[Figure record listings]
★ ★ ★
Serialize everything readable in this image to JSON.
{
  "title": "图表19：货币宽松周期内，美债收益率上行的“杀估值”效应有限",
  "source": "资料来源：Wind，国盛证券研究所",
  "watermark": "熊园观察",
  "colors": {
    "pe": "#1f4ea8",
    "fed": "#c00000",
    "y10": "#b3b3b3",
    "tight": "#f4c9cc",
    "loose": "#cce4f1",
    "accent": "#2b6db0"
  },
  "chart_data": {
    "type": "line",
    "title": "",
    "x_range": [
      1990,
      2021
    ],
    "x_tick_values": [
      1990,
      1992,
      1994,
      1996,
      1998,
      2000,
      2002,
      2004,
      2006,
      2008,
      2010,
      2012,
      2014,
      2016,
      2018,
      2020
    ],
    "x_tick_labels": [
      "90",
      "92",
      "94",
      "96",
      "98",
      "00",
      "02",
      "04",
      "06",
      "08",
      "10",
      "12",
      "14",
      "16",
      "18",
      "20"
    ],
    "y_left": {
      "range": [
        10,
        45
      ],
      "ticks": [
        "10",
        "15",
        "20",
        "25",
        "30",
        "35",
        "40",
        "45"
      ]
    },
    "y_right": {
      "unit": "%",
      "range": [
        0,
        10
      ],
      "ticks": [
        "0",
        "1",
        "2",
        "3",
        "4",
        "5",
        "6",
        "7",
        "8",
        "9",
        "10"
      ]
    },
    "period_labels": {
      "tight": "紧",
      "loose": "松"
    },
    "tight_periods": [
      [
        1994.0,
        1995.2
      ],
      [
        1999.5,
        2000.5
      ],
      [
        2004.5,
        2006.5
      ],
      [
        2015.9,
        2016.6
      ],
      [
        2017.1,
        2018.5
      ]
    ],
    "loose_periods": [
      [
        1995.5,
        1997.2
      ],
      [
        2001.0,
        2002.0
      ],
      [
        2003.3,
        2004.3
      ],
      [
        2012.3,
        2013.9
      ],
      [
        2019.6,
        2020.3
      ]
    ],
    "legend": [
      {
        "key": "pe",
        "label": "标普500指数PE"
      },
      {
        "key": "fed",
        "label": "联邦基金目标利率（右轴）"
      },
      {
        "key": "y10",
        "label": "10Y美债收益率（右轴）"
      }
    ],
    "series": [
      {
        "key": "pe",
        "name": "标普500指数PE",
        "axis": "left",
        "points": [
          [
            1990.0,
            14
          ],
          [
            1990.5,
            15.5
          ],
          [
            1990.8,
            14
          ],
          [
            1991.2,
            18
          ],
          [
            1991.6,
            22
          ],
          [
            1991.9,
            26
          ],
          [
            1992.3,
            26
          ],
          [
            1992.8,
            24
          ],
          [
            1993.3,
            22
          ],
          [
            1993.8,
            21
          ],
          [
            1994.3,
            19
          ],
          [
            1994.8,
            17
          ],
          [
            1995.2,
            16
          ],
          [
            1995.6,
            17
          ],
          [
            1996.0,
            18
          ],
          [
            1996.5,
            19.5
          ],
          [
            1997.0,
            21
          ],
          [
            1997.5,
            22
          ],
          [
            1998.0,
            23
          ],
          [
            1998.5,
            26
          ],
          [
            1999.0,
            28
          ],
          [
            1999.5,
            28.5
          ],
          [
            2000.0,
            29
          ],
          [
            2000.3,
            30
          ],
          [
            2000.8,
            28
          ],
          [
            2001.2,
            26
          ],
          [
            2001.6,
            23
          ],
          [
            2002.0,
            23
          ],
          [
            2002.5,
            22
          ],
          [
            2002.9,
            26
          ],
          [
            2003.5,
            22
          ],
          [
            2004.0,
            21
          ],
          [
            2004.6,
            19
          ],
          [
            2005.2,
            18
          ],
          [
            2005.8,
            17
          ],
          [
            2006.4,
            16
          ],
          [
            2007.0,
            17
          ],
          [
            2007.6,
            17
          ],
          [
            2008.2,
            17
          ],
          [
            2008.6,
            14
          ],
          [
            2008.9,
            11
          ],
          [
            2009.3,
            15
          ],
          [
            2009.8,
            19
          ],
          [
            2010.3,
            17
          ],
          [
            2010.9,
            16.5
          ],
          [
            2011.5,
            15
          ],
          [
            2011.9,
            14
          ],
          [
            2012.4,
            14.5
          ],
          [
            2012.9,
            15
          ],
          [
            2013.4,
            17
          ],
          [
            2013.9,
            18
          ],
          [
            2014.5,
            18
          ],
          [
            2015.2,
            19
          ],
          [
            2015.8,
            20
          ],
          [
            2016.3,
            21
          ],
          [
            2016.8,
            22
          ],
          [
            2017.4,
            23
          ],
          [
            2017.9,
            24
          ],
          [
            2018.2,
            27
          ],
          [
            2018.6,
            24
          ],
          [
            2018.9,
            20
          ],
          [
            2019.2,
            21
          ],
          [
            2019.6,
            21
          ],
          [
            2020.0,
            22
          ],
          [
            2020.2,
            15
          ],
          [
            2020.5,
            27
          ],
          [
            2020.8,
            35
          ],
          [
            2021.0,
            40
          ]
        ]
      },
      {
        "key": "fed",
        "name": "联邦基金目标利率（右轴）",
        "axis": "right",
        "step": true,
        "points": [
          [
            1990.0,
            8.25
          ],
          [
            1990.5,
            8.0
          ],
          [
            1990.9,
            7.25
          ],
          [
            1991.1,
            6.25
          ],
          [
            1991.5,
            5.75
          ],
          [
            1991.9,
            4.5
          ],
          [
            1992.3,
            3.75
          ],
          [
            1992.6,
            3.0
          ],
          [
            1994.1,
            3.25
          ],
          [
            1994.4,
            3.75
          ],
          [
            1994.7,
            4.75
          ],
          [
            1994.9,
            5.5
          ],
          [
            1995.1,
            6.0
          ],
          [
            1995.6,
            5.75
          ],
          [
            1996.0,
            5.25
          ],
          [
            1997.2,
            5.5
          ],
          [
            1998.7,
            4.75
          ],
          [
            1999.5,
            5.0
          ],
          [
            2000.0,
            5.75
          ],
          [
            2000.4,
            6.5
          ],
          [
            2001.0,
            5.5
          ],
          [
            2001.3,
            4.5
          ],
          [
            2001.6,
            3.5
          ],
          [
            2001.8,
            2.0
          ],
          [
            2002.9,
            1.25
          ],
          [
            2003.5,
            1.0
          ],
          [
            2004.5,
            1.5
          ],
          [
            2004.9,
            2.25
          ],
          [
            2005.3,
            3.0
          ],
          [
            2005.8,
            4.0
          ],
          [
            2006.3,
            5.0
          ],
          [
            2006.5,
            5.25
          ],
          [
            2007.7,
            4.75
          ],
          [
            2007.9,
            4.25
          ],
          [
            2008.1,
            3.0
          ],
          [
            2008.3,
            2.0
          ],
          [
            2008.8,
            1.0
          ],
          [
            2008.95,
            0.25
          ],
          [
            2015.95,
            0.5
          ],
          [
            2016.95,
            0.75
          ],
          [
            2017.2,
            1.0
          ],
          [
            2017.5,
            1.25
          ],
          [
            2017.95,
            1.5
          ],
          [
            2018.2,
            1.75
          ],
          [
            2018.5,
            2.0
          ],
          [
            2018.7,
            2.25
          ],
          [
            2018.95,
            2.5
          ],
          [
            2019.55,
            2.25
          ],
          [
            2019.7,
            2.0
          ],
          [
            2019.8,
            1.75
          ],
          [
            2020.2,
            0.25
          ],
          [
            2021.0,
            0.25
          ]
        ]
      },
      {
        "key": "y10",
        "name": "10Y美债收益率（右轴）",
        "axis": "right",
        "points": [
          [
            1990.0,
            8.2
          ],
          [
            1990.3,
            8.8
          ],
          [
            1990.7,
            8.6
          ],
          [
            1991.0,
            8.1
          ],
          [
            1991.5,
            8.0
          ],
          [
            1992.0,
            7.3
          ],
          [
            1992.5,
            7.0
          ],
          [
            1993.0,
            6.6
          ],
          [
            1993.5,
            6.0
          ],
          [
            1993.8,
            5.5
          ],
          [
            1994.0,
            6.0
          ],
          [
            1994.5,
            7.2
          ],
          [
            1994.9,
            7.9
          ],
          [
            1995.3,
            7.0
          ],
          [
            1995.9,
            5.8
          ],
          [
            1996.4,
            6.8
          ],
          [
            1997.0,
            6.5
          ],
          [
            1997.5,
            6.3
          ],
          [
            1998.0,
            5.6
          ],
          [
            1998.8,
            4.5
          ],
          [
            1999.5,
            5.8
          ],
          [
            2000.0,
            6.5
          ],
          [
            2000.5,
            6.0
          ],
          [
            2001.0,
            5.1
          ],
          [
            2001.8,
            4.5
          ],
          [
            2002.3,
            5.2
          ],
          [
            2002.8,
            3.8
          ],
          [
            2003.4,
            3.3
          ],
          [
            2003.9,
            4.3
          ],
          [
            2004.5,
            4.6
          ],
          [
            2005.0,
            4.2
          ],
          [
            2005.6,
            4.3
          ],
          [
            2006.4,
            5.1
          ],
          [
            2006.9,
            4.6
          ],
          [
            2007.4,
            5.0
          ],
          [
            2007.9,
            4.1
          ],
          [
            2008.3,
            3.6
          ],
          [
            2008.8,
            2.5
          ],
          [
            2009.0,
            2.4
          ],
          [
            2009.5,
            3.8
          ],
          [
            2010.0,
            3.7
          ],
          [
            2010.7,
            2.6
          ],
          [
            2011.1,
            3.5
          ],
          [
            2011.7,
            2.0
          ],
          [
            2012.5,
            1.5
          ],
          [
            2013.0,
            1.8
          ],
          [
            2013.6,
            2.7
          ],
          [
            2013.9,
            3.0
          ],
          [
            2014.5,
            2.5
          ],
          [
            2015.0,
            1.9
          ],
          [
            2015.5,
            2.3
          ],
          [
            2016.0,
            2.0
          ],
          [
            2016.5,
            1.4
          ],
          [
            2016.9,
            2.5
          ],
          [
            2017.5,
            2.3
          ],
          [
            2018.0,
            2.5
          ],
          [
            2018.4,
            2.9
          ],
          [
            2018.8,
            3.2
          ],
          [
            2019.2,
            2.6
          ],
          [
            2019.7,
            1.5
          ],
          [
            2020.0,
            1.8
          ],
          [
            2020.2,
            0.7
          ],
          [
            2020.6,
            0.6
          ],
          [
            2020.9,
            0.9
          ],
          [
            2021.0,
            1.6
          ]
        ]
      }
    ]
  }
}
★ ★ ★
*What to do:* From the entries above, copy each line holding "title".

*Worked answer:*
  "title": "图表19：货币宽松周期内，美债收益率上行的“杀估值”效应有限",
    "title": "",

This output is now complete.